## EXERCISE REQUIREMENTS
Repeat the lines that follow, leaving nothing out.

--- begin THE DATA ---

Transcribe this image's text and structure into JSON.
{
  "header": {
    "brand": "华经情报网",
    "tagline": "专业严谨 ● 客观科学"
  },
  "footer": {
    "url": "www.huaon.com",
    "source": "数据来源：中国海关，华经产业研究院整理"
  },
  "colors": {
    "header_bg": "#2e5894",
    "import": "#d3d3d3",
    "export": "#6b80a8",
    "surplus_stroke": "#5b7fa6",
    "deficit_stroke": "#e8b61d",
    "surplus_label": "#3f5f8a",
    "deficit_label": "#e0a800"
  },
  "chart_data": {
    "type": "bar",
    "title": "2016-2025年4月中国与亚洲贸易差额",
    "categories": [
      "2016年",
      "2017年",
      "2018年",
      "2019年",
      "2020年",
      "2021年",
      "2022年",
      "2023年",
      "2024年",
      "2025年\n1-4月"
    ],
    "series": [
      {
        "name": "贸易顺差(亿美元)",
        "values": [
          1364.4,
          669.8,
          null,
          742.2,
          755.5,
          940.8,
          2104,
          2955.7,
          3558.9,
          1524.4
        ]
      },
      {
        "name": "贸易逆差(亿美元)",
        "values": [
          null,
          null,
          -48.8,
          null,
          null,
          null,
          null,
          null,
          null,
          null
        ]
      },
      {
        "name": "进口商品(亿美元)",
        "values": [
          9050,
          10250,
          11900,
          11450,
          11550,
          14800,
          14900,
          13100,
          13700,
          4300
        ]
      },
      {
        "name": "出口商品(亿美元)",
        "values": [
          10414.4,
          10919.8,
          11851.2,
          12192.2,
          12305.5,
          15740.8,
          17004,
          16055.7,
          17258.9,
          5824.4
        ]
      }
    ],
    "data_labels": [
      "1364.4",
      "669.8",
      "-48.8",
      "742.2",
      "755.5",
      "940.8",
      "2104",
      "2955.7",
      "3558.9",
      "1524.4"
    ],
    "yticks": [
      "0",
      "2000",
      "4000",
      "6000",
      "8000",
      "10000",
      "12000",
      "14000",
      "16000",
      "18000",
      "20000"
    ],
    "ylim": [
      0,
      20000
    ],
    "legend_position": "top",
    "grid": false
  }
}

--- end THE DATA ---

## RESPONSE
Transcribe this image's text and structure into JSON.
{
  "header": {
    "brand": "华经情报网",
    "tagline": "专业严谨 ● 客观科学"
  },
  "footer": {
    "url": "www.huaon.com",
    "source": "数据来源：中国海关，华经产业研究院整理"
  },
  "colors": {
    "header_bg": "#2e5894",
    "import": "#d3d3d3",
    "export": "#6b80a8",
    "surplus_stroke": "#5b7fa6",
    "deficit_stroke": "#e8b61d",
    "surplus_label": "#3f5f8a",
    "deficit_label": "#e0a800"
  },
  "chart_data": {
    "type": "bar",
    "title": "2016-2025年4月中国与亚洲贸易差额",
    "categories": [
      "2016年",
      "2017年",
      "2018年",
      "2019年",
      "2020年",
      "2021年",
      "2022年",
      "2023年",
      "2024年",
      "2025年\n1-4月"
    ],
    "series": [
      {
        "name": "贸易顺差(亿美元)",
        "values": [
          1364.4,
          669.8,
          null,
          742.2,
          755.5,
          940.8,
          2104,
          2955.7,
          3558.9,
          1524.4
        ]
      },
      {
        "name": "贸易逆差(亿美元)",
        "values": [
          null,
          null,
          -48.8,
          null,
          null,
          null,
          null,
          null,
          null,
          null
        ]
      },
      {
        "name": "进口商品(亿美元)",
        "values": [
          9050,
          10250,
          11900,
          11450,
          11550,
          14800,
          14900,
          13100,
          13700,
          4300
        ]
      },
      {
        "name": "出口商品(亿美元)",
        "values": [
          10414.4,
          10919.8,
          11851.2,
          12192.2,
          12305.5,
          15740.8,
          17004,
          16055.7,
          17258.9,
          5824.4
        ]
      }
    ],
    "data_labels": [
      "1364.4",
      "669.8",
      "-48.8",
      "742.2",
      "755.5",
      "940.8",
      "2104",
      "2955.7",
      "3558.9",
      "1524.4"
    ],
    "yticks": [
      "0",
      "2000",
      "4000",
      "6000",
      "8000",
      "10000",
      "12000",
      "14000",
      "16000",
      "18000",
      "20000"
    ],
    "ylim": [
      0,
      20000
    ],
    "legend_position": "top",
    "grid": false
  }
}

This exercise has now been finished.